## DIRECTION
Every entry must be echoed exactly.

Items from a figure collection
··········

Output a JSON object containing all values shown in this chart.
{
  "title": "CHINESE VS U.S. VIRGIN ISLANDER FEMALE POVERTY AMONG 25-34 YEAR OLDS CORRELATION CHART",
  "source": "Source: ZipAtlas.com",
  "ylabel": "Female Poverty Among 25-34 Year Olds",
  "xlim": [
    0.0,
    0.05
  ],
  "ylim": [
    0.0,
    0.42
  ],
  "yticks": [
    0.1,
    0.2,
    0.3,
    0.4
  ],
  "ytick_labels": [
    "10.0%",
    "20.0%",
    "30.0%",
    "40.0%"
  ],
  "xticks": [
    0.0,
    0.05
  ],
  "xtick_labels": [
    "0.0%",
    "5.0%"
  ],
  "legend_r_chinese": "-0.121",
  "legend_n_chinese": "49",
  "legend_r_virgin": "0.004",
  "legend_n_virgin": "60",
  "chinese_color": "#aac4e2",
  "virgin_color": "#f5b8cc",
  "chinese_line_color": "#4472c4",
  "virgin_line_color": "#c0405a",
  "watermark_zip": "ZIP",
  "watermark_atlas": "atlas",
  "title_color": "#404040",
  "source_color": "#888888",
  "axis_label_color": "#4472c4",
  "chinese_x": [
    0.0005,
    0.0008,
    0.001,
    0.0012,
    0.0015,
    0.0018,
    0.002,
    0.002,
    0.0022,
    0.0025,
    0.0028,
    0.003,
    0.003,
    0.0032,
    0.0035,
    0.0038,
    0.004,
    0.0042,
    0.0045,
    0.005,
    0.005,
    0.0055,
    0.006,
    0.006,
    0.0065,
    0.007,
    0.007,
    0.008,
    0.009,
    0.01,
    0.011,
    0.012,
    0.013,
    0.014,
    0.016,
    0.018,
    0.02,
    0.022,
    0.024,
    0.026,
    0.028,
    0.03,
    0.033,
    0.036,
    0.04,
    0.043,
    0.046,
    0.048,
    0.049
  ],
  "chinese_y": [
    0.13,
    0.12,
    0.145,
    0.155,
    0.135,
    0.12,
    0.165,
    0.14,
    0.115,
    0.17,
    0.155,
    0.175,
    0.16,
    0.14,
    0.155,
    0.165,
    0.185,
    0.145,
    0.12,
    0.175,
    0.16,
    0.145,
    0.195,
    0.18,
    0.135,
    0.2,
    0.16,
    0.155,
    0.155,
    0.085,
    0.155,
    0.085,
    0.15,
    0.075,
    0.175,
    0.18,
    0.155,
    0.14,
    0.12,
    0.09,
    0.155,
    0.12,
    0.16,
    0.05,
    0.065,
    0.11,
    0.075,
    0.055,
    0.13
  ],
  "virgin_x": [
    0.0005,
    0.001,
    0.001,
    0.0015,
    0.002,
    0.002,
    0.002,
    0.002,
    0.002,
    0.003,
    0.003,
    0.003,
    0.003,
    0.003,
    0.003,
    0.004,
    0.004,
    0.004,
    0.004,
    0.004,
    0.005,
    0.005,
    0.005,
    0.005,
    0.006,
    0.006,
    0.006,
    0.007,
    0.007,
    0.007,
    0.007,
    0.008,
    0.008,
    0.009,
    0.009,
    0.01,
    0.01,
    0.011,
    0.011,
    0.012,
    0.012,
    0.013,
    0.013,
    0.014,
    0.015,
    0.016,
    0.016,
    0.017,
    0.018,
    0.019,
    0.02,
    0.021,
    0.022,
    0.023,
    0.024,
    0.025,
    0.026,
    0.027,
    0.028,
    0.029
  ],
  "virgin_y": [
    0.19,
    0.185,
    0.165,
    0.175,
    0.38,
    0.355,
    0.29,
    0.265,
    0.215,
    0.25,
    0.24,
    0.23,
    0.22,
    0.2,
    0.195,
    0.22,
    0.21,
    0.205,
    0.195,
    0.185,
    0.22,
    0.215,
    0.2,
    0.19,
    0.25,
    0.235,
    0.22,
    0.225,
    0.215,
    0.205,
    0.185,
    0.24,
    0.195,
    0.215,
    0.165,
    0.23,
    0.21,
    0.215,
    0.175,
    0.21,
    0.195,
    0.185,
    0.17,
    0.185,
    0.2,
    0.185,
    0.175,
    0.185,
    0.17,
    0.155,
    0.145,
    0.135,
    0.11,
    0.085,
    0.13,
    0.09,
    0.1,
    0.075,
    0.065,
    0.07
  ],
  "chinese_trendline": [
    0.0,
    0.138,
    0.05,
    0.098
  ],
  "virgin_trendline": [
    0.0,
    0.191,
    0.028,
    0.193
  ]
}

··········

## FULL ANSWER
Output a JSON object containing all values shown in this chart.
{
  "title": "CHINESE VS U.S. VIRGIN ISLANDER FEMALE POVERTY AMONG 25-34 YEAR OLDS CORRELATION CHART",
  "source": "Source: ZipAtlas.com",
  "ylabel": "Female Poverty Among 25-34 Year Olds",
  "xlim": [
    0.0,
    0.05
  ],
  "ylim": [
    0.0,
    0.42
  ],
  "yticks": [
    0.1,
    0.2,
    0.3,
    0.4
  ],
  "ytick_labels": [
    "10.0%",
    "20.0%",
    "30.0%",
    "40.0%"
  ],
  "xticks": [
    0.0,
    0.05
  ],
  "xtick_labels": [
    "0.0%",
    "5.0%"
  ],
  "legend_r_chinese": "-0.121",
  "legend_n_chinese": "49",
  "legend_r_virgin": "0.004",
  "legend_n_virgin": "60",
  "chinese_color": "#aac4e2",
  "virgin_color": "#f5b8cc",
  "chinese_line_color": "#4472c4",
  "virgin_line_color": "#c0405a",
  "watermark_zip": "ZIP",
  "watermark_atlas": "atlas",
  "title_color": "#404040",
  "source_color": "#888888",
  "axis_label_color": "#4472c4",
  "chinese_x": [
    0.0005,
    0.0008,
    0.001,
    0.0012,
    0.0015,
    0.0018,
    0.002,
    0.002,
    0.0022,
    0.0025,
    0.0028,
    0.003,
    0.003,
    0.0032,
    0.0035,
    0.0038,
    0.004,
    0.0042,
    0.0045,
    0.005,
    0.005,
    0.0055,
    0.006,
    0.006,
    0.0065,
    0.007,
    0.007,
    0.008,
    0.009,
    0.01,
    0.011,
    0.012,
    0.013,
    0.014,
    0.016,
    0.018,
    0.02,
    0.022,
    0.024,
    0.026,
    0.028,
    0.03,
    0.033,
    0.036,
    0.04,
    0.043,
    0.046,
    0.048,
    0.049
  ],
  "chinese_y": [
    0.13,
    0.12,
    0.145,
    0.155,
    0.135,
    0.12,
    0.165,
    0.14,
    0.115,
    0.17,
    0.155,
    0.175,
    0.16,
    0.14,
    0.155,
    0.165,
    0.185,
    0.145,
    0.12,
    0.175,
    0.16,
    0.145,
    0.195,
    0.18,
    0.135,
    0.2,
    0.16,
    0.155,
    0.155,
    0.085,
    0.155,
    0.085,
    0.15,
    0.075,
    0.175,
    0.18,
    0.155,
    0.14,
    0.12,
    0.09,
    0.155,
    0.12,
    0.16,
    0.05,
    0.065,
    0.11,
    0.075,
    0.055,
    0.13
  ],
  "virgin_x": [
    0.0005,
    0.001,
    0.001,
    0.0015,
    0.002,
    0.002,
    0.002,
    0.002,
    0.002,
    0.003,
    0.003,
    0.003,
    0.003,
    0.003,
    0.003,
    0.004,
    0.004,
    0.004,
    0.004,
    0.004,
    0.005,
    0.005,
    0.005,
    0.005,
    0.006,
    0.006,
    0.006,
    0.007,
    0.007,
    0.007,
    0.007,
    0.008,
    0.008,
    0.009,
    0.009,
    0.01,
    0.01,
    0.011,
    0.011,
    0.012,
    0.012,
    0.013,
    0.013,
    0.014,
    0.015,
    0.016,
    0.016,
    0.017,
    0.018,
    0.019,
    0.02,
    0.021,
    0.022,
    0.023,
    0.024,
    0.025,
    0.026,
    0.027,
    0.028,
    0.029
  ],
  "virgin_y": [
    0.19,
    0.185,
    0.165,
    0.175,
    0.38,
    0.355,
    0.29,
    0.265,
    0.215,
    0.25,
    0.24,
    0.23,
    0.22,
    0.2,
    0.195,
    0.22,
    0.21,
    0.205,
    0.195,
    0.185,
    0.22,
    0.215,
    0.2,
    0.19,
    0.25,
    0.235,
    0.22,
    0.225,
    0.215,
    0.205,
    0.185,
    0.24,
    0.195,
    0.215,
    0.165,
    0.23,
    0.21,
    0.215,
    0.175,
    0.21,
    0.195,
    0.185,
    0.17,
    0.185,
    0.2,
    0.185,
    0.175,
    0.185,
    0.17,
    0.155,
    0.145,
    0.135,
    0.11,
    0.085,
    0.13,
    0.09,
    0.1,
    0.075,
    0.065,
    0.07
  ],
  "chinese_trendline": [
    0.0,
    0.138,
    0.05,
    0.098
  ],
  "virgin_trendline": [
    0.0,
    0.191,
    0.028,
    0.193
  ]
}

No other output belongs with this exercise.